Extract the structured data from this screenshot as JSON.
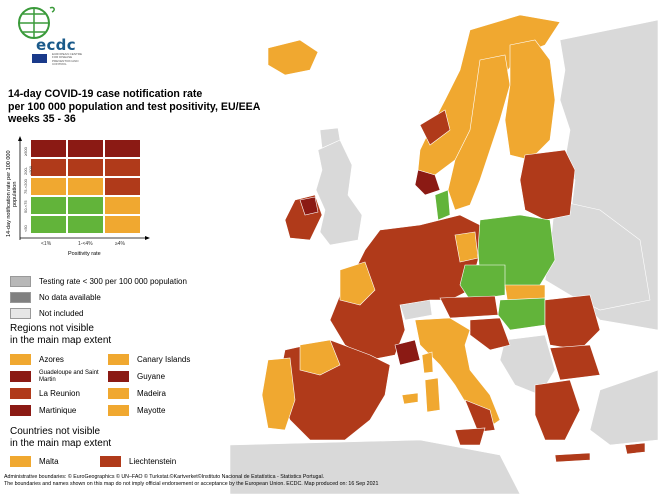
{
  "colors": {
    "sea": "#ffffff",
    "non_eu": "#d9d9d9",
    "dark_red": "#8b1a14",
    "red": "#b03a1a",
    "orange": "#f0a830",
    "green": "#62b43a",
    "grey_testing": "#b8b8b8",
    "grey_nodata": "#808080",
    "grey_notincluded": "#e6e6e6"
  },
  "logo": {
    "name": "ecdc",
    "subtitle": "EUROPEAN CENTRE FOR DISEASE PREVENTION AND CONTROL"
  },
  "title": {
    "line1": "14-day COVID-19 case notification rate",
    "line2": "per 100 000 population and test positivity, EU/EEA",
    "line3": "weeks 35 - 36"
  },
  "matrix": {
    "y_axis_label": "14-day notification rate per 100 000 population",
    "x_axis_label": "Positivity rate",
    "x_ticks": [
      "<1%",
      "1-<4%",
      "≥4%"
    ],
    "y_ticks": [
      "<50",
      "50-<75",
      "75-<200",
      "200-<500",
      "≥500"
    ],
    "rows": [
      [
        "dark_red",
        "dark_red",
        "dark_red"
      ],
      [
        "red",
        "red",
        "red"
      ],
      [
        "orange",
        "orange",
        "red"
      ],
      [
        "green",
        "green",
        "orange"
      ],
      [
        "green",
        "green",
        "orange"
      ]
    ]
  },
  "legend": {
    "testing_rate": "Testing rate < 300 per 100 000 population",
    "no_data": "No data available",
    "not_included": "Not included"
  },
  "regions_title": {
    "line1": "Regions not visible",
    "line2": "in the main map extent"
  },
  "regions": [
    {
      "label": "Azores",
      "color": "orange"
    },
    {
      "label": "Canary Islands",
      "color": "orange"
    },
    {
      "label": "Guadeloupe and Saint Martin",
      "color": "dark_red"
    },
    {
      "label": "Guyane",
      "color": "dark_red"
    },
    {
      "label": "La Reunion",
      "color": "red"
    },
    {
      "label": "Madeira",
      "color": "orange"
    },
    {
      "label": "Martinique",
      "color": "dark_red"
    },
    {
      "label": "Mayotte",
      "color": "orange"
    }
  ],
  "countries_title": {
    "line1": "Countries not visible",
    "line2": "in the main map extent"
  },
  "countries": [
    {
      "label": "Malta",
      "color": "orange"
    },
    {
      "label": "Liechtenstein",
      "color": "red"
    }
  ],
  "footer": {
    "line1": "Administrative boundaries: © EuroGeographics © UN–FAO © Turkstat.©Kartverket©Instituto Nacional de Estatística - Statistics Portugal.",
    "line2": "The boundaries and names shown on this map do not imply official endorsement or acceptance by the European Union. ECDC. Map produced on: 16 Sep 2021"
  }
}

- [Set exercise]: All lines above containing the string "visible" are to be collected.

- [Task solution]:
    "line1": "Regions not visible",
    "line1": "Countries not visible",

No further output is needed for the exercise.